◆ SHORT EXERCISE
Copy every line in which the string "biết" occurs.

BEGIN RECORDS FOR THE TASK

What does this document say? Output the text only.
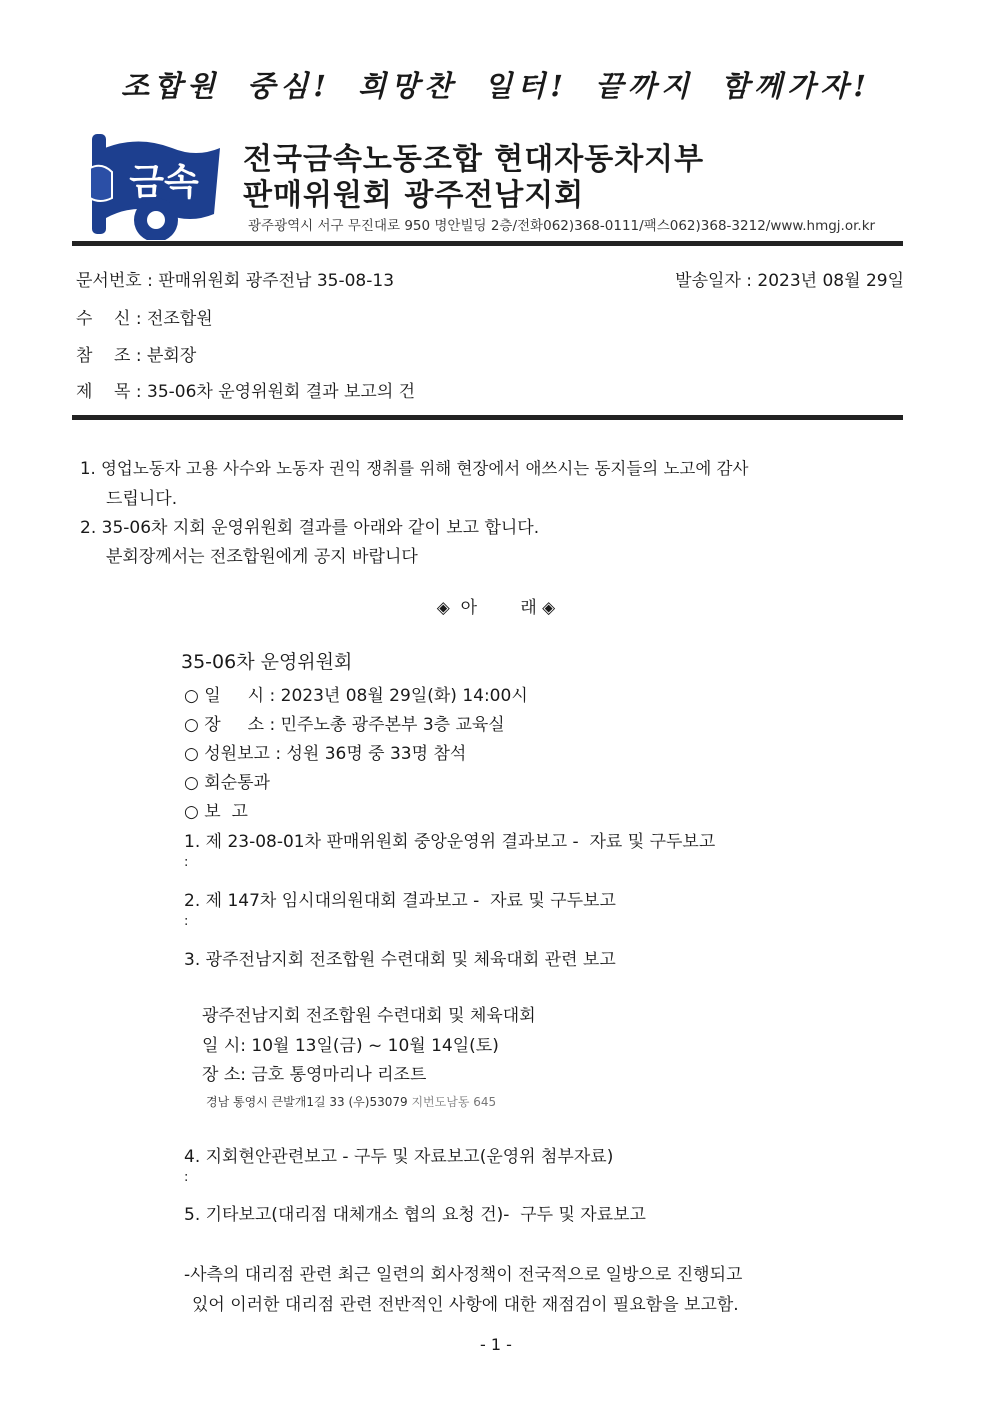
조합원 중심! 희망찬 일터! 끝까지 함께가자!
금속
전국금속노동조합 현대자동차지부
판매위원회 광주전남지회
광주광역시 서구 무진대로 950 명안빌딩 2층/전화062)368-0111/팩스062)368-3212/www.hmgj.or.kr
문서번호 : 판매위원회 광주전남 35-08-13	발송일자 : 2023년 08월 29일
수    신 : 전조합원
참    조 : 분회장
제    목 : 35-06차 운영위원회 결과 보고의 건
1. 영업노동자 고용 사수와 노동자 권익 쟁취를 위해 현장에서 애쓰시는 동지들의 노고에 감사
드립니다.
2. 35-06차 지회 운영위원회 결과를 아래와 같이 보고 합니다.
분회장께서는 전조합원에게 공지 바랍니다
◈  아        래 ◈
35-06차 운영위원회
○ 일     시 : 2023년 08월 29일(화) 14:00시
○ 장     소 : 민주노총 광주본부 3층 교육실
○ 성원보고 : 성원 36명 중 33명 참석
○ 회순통과
○ 보  고
1. 제 23-08-01차 판매위원회 중앙운영위 결과보고 -  자료 및 구두보고
:
2. 제 147차 임시대의원대회 결과보고 -  자료 및 구두보고
:
3. 광주전남지회 전조합원 수련대회 및 체육대회 관련 보고
광주전남지회 전조합원 수련대회 및 체육대회
일 시: 10월 13일(금) ~ 10월 14일(토)
장 소: 금호 통영마리나 리조트
경남 통영시 큰발개1길 33 (우)53079 지번도남동 645
4. 지회현안관련보고 - 구두 및 자료보고(운영위 첨부자료)
:
5. 기타보고(대리점 대체개소 협의 요청 건)-  구두 및 자료보고
-사측의 대리점 관련 최근 일련의 회사정책이 전국적으로 일방으로 진행되고
있어 이러한 대리점 관련 전반적인 사항에 대한 재점검이 필요함을 보고함.
- 1 -
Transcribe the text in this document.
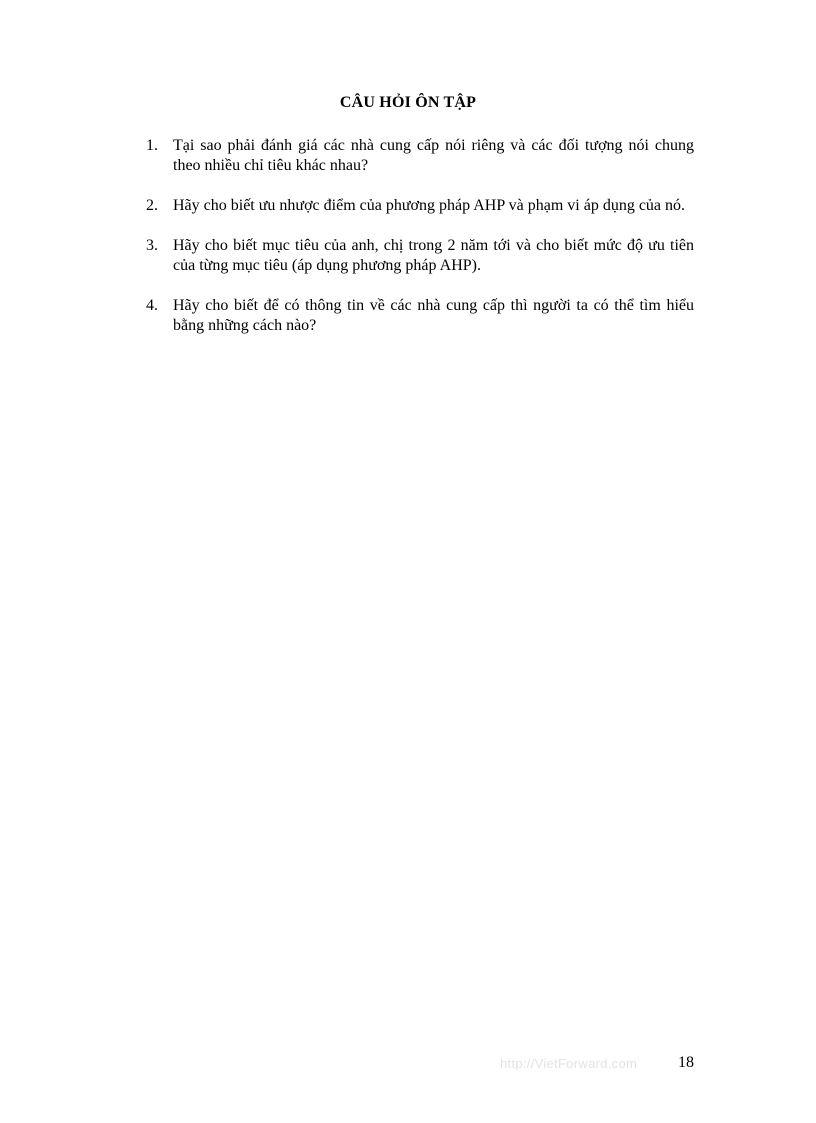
CÂU HỎI ÔN TẬP
1. Tại sao phải đánh giá các nhà cung cấp nói riêng và các đối tượng nói chung theo nhiều chỉ tiêu khác nhau?
2. Hãy cho biết ưu nhược điểm của phương pháp AHP và phạm vi áp dụng của nó.
3. Hãy cho biết mục tiêu của anh, chị trong 2 năm tới và cho biết mức độ ưu tiên của từng mục tiêu (áp dụng phương pháp AHP).
4. Hãy cho biết để có thông tin về các nhà cung cấp thì người ta có thể tìm hiểu bằng những cách nào?
http://VietForward.com	18
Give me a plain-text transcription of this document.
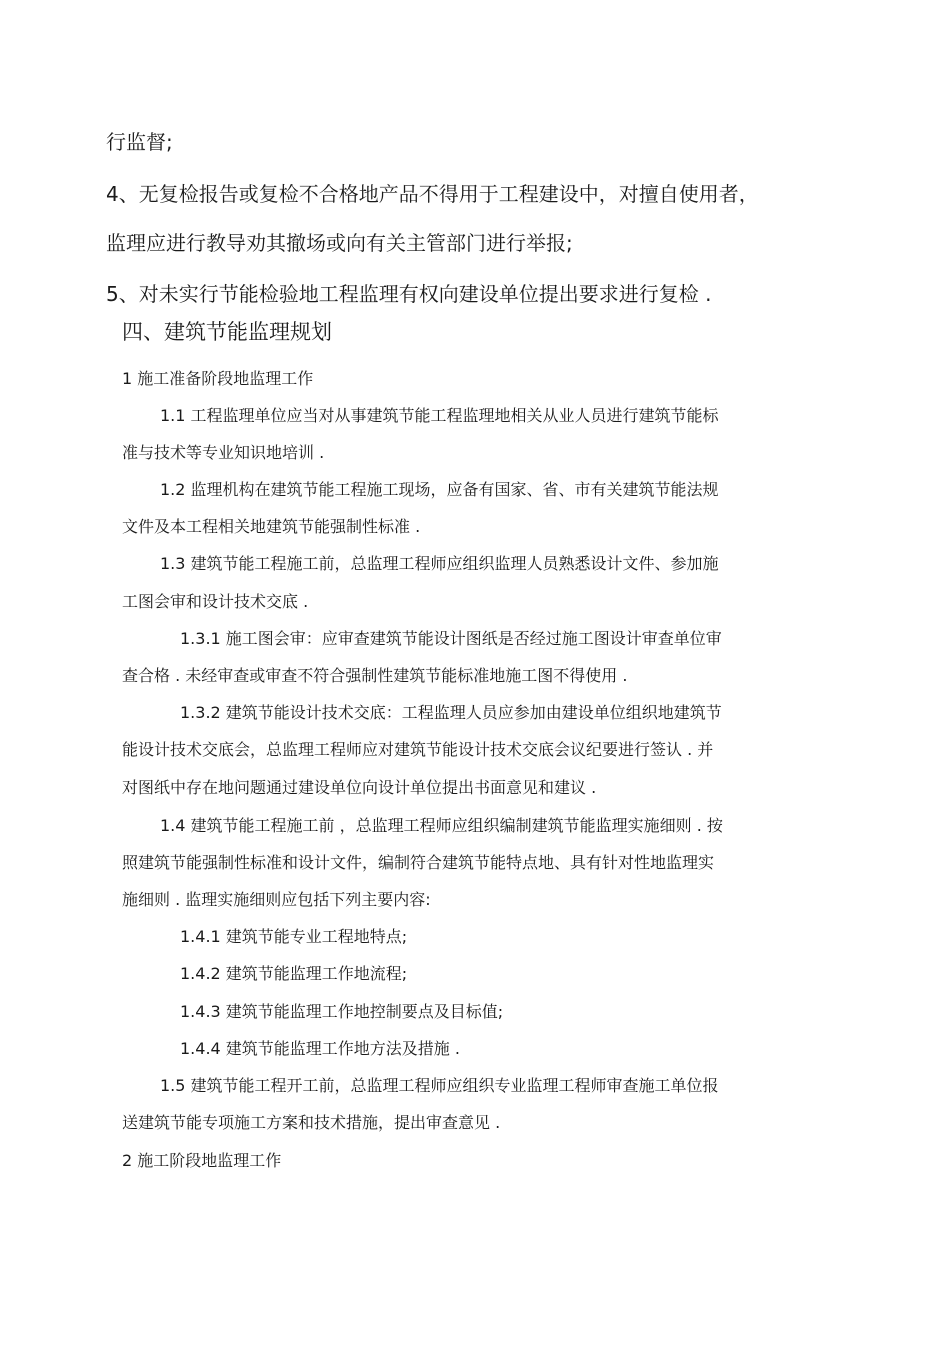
行监督;
4、无复检报告或复检不合格地产品不得用于工程建设中，对擅自使用者，
监理应进行教导劝其撤场或向有关主管部门进行举报;
5、对未实行节能检验地工程监理有权向建设单位提出要求进行复检 .
四、建筑节能监理规划
1 施工准备阶段地监理工作
1.1 工程监理单位应当对从事建筑节能工程监理地相关从业人员进行建筑节能标
准与技术等专业知识地培训 .
1.2 监理机构在建筑节能工程施工现场，应备有国家、省、市有关建筑节能法规
文件及本工程相关地建筑节能强制性标准 .
1.3 建筑节能工程施工前，总监理工程师应组织监理人员熟悉设计文件、参加施
工图会审和设计技术交底 .
1.3.1 施工图会审：应审查建筑节能设计图纸是否经过施工图设计审查单位审
查合格 . 未经审查或审查不符合强制性建筑节能标准地施工图不得使用 .
1.3.2 建筑节能设计技术交底：工程监理人员应参加由建设单位组织地建筑节
能设计技术交底会，总监理工程师应对建筑节能设计技术交底会议纪要进行签认 . 并
对图纸中存在地问题通过建设单位向设计单位提出书面意见和建议 .
1.4 建筑节能工程施工前 ，总监理工程师应组织编制建筑节能监理实施细则 . 按
照建筑节能强制性标准和设计文件，编制符合建筑节能特点地、具有针对性地监理实
施细则 . 监理实施细则应包括下列主要内容:
1.4.1 建筑节能专业工程地特点;
1.4.2 建筑节能监理工作地流程;
1.4.3 建筑节能监理工作地控制要点及目标值;
1.4.4 建筑节能监理工作地方法及措施 .
1.5 建筑节能工程开工前，总监理工程师应组织专业监理工程师审查施工单位报
送建筑节能专项施工方案和技术措施，提出审查意见 .
2 施工阶段地监理工作
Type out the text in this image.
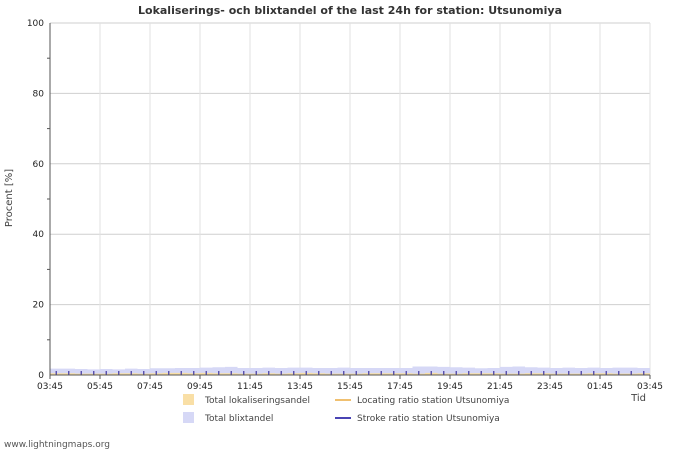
Lokaliserings- och blixtandel of the last 24h for station: Utsunomiya
0
20
40
60
80
100
03:45	05:45	07:45	09:45	11:45	13:45	15:45	17:45	19:45	21:45	23:45	01:45	03:45
Procent [%]
Tid
Total lokaliseringsandel	Locating ratio station Utsunomiya
Total blixtandel	Stroke ratio station Utsunomiya
www.lightningmaps.org
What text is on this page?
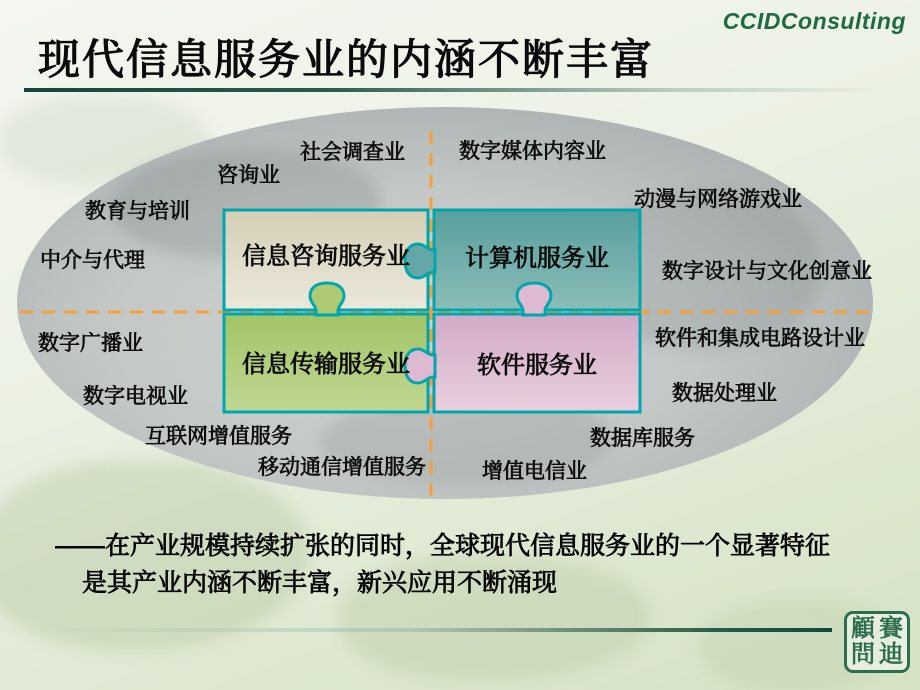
CCIDConsulting
现代信息服务业的内涵不断丰富
信息咨询服务业	计算机服务业
信息传输服务业	软件服务业
社会调查业	数字媒体内容业
咨询业
动漫与网络游戏业
教育与培训
中介与代理	数字设计与文化创意业
数字广播业	软件和集成电路设计业
数字电视业	数据处理业
互联网增值服务	数据库服务
移动通信增值服务	增值电信业
——在产业规模持续扩张的同时，全球现代信息服务业的一个显著特征
是其产业内涵不断丰富，新兴应用不断涌现
顧 賽
問 迪
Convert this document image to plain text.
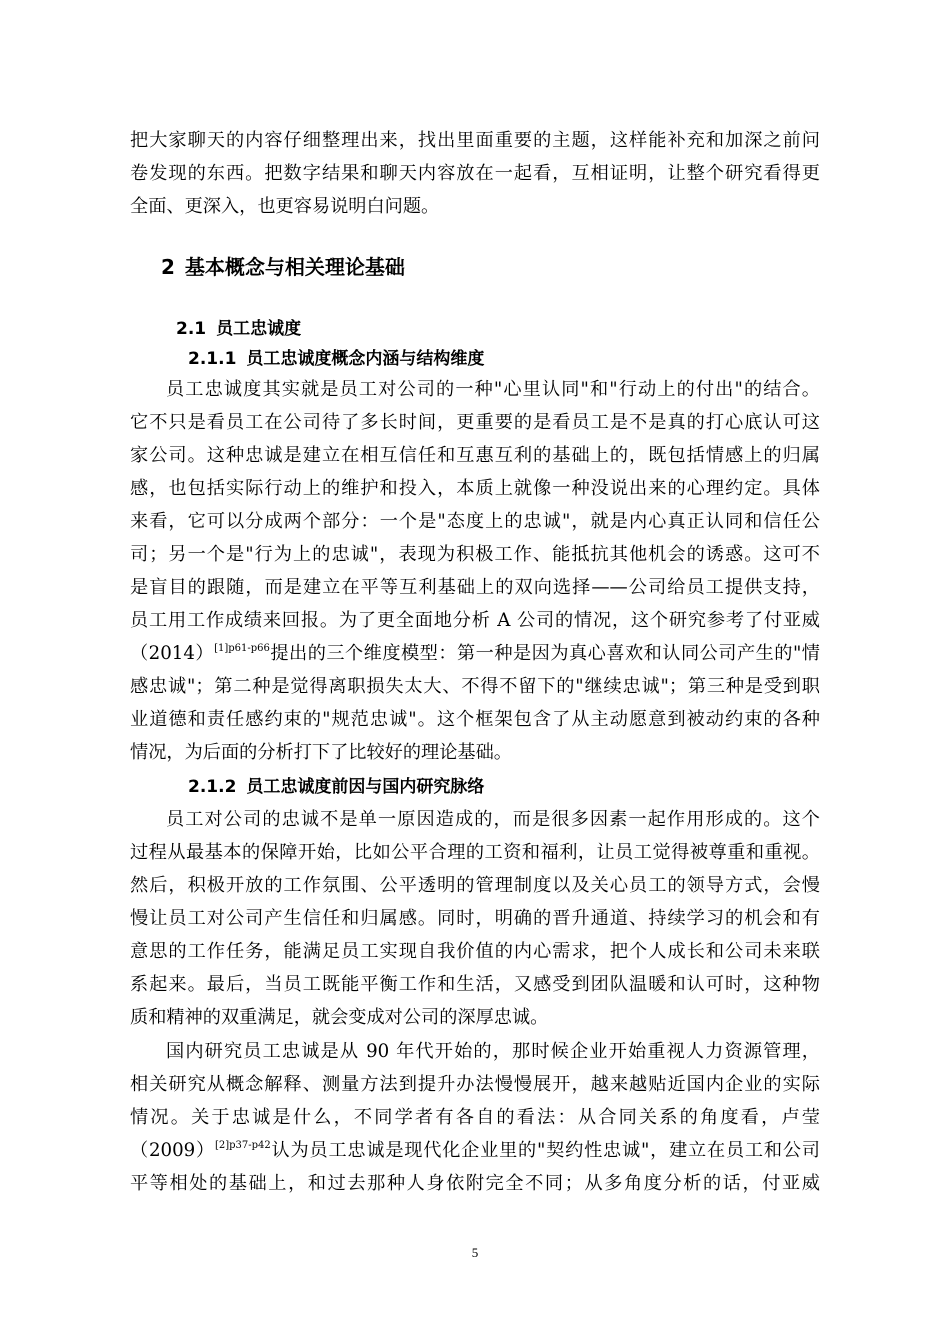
把大家聊天的内容仔细整理出来，找出里面重要的主题，这样能补充和加深之前问
卷发现的东西。把数字结果和聊天内容放在一起看，互相证明，让整个研究看得更
全面、更深入，也更容易说明白问题。
2 基本概念与相关理论基础
2.1 员工忠诚度
2.1.1 员工忠诚度概念内涵与结构维度
员工忠诚度其实就是员工对公司的一种"心里认同"和"行动上的付出"的结合。
它不只是看员工在公司待了多长时间，更重要的是看员工是不是真的打心底认可这
家公司。这种忠诚是建立在相互信任和互惠互利的基础上的，既包括情感上的归属
感，也包括实际行动上的维护和投入，本质上就像一种没说出来的心理约定。具体
来看，它可以分成两个部分：一个是"态度上的忠诚"，就是内心真正认同和信任公
司；另一个是"行为上的忠诚"，表现为积极工作、能抵抗其他机会的诱惑。这可不
是盲目的跟随，而是建立在平等互利基础上的双向选择——公司给员工提供支持，
员工用工作成绩来回报。为了更全面地分析 A 公司的情况，这个研究参考了付亚威
（2014）$^{[1]p61-p66}$提出的三个维度模型：第一种是因为真心喜欢和认同公司产生的"情
感忠诚"；第二种是觉得离职损失太大、不得不留下的"继续忠诚"；第三种是受到职
业道德和责任感约束的"规范忠诚"。这个框架包含了从主动愿意到被动约束的各种
情况，为后面的分析打下了比较好的理论基础。
2.1.2 员工忠诚度前因与国内研究脉络
员工对公司的忠诚不是单一原因造成的，而是很多因素一起作用形成的。这个
过程从最基本的保障开始，比如公平合理的工资和福利，让员工觉得被尊重和重视。
然后，积极开放的工作氛围、公平透明的管理制度以及关心员工的领导方式，会慢
慢让员工对公司产生信任和归属感。同时，明确的晋升通道、持续学习的机会和有
意思的工作任务，能满足员工实现自我价值的内心需求，把个人成长和公司未来联
系起来。最后，当员工既能平衡工作和生活，又感受到团队温暖和认可时，这种物
质和精神的双重满足，就会变成对公司的深厚忠诚。
国内研究员工忠诚是从 90 年代开始的，那时候企业开始重视人力资源管理，
相关研究从概念解释、测量方法到提升办法慢慢展开，越来越贴近国内企业的实际
情况。关于忠诚是什么，不同学者有各自的看法：从合同关系的角度看，卢莹
（2009）$^{[2]p37-p42}$认为员工忠诚是现代化企业里的"契约性忠诚"，建立在员工和公司
平等相处的基础上，和过去那种人身依附完全不同；从多角度分析的话，付亚威
5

END RECORDS FOR THE TASK

◆ ANSWER TO THE EXERCISE
2. Hãy cho biết ưu nhược điểm của phương pháp AHP và phạm vi áp dụng của nó.
3. Hãy cho biết mục tiêu của anh, chị trong 2 năm tới và cho biết mức độ ưu tiên của từng mục tiêu (áp dụng phương pháp AHP).
4. Hãy cho biết để có thông tin về các nhà cung cấp thì người ta có thể tìm hiểu bằng những cách nào?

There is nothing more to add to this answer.